Dataset records:
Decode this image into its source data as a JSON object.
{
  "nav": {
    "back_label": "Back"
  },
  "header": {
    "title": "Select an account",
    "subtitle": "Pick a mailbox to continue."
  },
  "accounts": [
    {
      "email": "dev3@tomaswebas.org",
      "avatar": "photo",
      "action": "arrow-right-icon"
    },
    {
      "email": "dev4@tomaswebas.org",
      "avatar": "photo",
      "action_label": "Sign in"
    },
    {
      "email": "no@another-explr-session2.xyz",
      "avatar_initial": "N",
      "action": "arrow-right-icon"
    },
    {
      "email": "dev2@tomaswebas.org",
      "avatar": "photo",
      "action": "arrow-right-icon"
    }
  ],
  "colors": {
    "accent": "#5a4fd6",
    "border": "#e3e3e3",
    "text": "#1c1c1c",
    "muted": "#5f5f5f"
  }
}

• **INSTRUCTION**: Each line that contains the string "email" counts once; report how many such lines the entries have, giving only the number.

• **COMPLETED EXERCISE**: 4